[Dataset entries]
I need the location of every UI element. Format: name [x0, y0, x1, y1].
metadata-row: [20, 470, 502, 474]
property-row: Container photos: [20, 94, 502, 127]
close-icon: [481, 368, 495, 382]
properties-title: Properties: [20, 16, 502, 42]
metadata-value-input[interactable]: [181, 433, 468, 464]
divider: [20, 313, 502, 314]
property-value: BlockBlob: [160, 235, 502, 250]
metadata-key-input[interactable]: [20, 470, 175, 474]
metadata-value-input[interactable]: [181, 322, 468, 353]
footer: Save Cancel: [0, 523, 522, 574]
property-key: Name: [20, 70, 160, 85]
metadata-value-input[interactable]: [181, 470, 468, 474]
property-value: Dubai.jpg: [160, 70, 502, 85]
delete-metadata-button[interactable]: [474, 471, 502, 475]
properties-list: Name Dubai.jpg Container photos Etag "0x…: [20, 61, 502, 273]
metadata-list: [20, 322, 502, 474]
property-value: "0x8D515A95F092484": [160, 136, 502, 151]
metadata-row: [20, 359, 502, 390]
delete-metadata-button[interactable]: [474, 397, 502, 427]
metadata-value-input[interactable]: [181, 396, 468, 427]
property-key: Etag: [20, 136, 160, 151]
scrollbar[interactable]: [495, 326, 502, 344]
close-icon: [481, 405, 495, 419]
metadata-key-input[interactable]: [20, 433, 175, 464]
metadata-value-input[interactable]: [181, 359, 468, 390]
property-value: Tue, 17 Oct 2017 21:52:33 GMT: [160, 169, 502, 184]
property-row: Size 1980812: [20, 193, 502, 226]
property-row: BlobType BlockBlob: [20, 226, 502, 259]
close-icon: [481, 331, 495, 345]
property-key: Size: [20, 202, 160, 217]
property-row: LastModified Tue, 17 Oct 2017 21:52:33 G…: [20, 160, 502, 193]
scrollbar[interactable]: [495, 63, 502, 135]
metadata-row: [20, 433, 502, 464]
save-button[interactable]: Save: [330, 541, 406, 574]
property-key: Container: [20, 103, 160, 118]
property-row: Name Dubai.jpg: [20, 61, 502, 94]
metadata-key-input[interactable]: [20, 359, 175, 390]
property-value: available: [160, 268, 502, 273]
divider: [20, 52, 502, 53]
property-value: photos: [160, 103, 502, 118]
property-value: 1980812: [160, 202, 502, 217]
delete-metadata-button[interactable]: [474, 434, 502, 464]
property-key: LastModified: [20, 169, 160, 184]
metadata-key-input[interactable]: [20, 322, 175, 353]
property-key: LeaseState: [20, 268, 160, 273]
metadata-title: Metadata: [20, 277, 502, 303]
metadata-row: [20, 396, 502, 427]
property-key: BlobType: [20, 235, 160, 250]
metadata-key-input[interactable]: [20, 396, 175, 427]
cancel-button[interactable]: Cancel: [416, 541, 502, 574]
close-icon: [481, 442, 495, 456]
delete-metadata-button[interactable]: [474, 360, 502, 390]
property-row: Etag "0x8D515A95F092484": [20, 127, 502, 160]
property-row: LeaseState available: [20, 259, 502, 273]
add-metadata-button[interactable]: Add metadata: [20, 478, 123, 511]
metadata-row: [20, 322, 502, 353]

- WHAT THIS TASK INVOLVES
Write out every line of the records above, character for character, with nothing added or left out.

- RESPONSE
I need the location of every UI element. Format: name [x0, y0, x1, y1].
metadata-row: [20, 470, 502, 474]
property-row: Container photos: [20, 94, 502, 127]
close-icon: [481, 368, 495, 382]
properties-title: Properties: [20, 16, 502, 42]
metadata-value-input[interactable]: [181, 433, 468, 464]
divider: [20, 313, 502, 314]
property-value: BlockBlob: [160, 235, 502, 250]
metadata-key-input[interactable]: [20, 470, 175, 474]
metadata-value-input[interactable]: [181, 322, 468, 353]
footer: Save Cancel: [0, 523, 522, 574]
property-key: Name: [20, 70, 160, 85]
metadata-value-input[interactable]: [181, 470, 468, 474]
property-value: Dubai.jpg: [160, 70, 502, 85]
delete-metadata-button[interactable]: [474, 471, 502, 475]
properties-list: Name Dubai.jpg Container photos Etag "0x…: [20, 61, 502, 273]
metadata-list: [20, 322, 502, 474]
property-value: "0x8D515A95F092484": [160, 136, 502, 151]
metadata-row: [20, 359, 502, 390]
delete-metadata-button[interactable]: [474, 397, 502, 427]
metadata-value-input[interactable]: [181, 396, 468, 427]
property-key: Etag: [20, 136, 160, 151]
scrollbar[interactable]: [495, 326, 502, 344]
close-icon: [481, 405, 495, 419]
metadata-key-input[interactable]: [20, 433, 175, 464]
metadata-value-input[interactable]: [181, 359, 468, 390]
property-value: Tue, 17 Oct 2017 21:52:33 GMT: [160, 169, 502, 184]
property-row: Size 1980812: [20, 193, 502, 226]
property-row: BlobType BlockBlob: [20, 226, 502, 259]
close-icon: [481, 331, 495, 345]
property-key: Size: [20, 202, 160, 217]
property-row: LastModified Tue, 17 Oct 2017 21:52:33 G…: [20, 160, 502, 193]
scrollbar[interactable]: [495, 63, 502, 135]
metadata-row: [20, 433, 502, 464]
save-button[interactable]: Save: [330, 541, 406, 574]
property-key: Container: [20, 103, 160, 118]
property-row: Name Dubai.jpg: [20, 61, 502, 94]
metadata-key-input[interactable]: [20, 359, 175, 390]
property-value: available: [160, 268, 502, 273]
divider: [20, 52, 502, 53]
property-value: photos: [160, 103, 502, 118]
property-value: 1980812: [160, 202, 502, 217]
delete-metadata-button[interactable]: [474, 434, 502, 464]
property-key: LastModified: [20, 169, 160, 184]
metadata-key-input[interactable]: [20, 322, 175, 353]
property-key: LeaseState: [20, 268, 160, 273]
metadata-title: Metadata: [20, 277, 502, 303]
metadata-row: [20, 396, 502, 427]
property-key: BlobType: [20, 235, 160, 250]
metadata-key-input[interactable]: [20, 396, 175, 427]
cancel-button[interactable]: Cancel: [416, 541, 502, 574]
close-icon: [481, 442, 495, 456]
delete-metadata-button[interactable]: [474, 360, 502, 390]
property-row: Etag "0x8D515A95F092484": [20, 127, 502, 160]
property-row: LeaseState available: [20, 259, 502, 273]
add-metadata-button[interactable]: Add metadata: [20, 478, 123, 511]
metadata-row: [20, 322, 502, 353]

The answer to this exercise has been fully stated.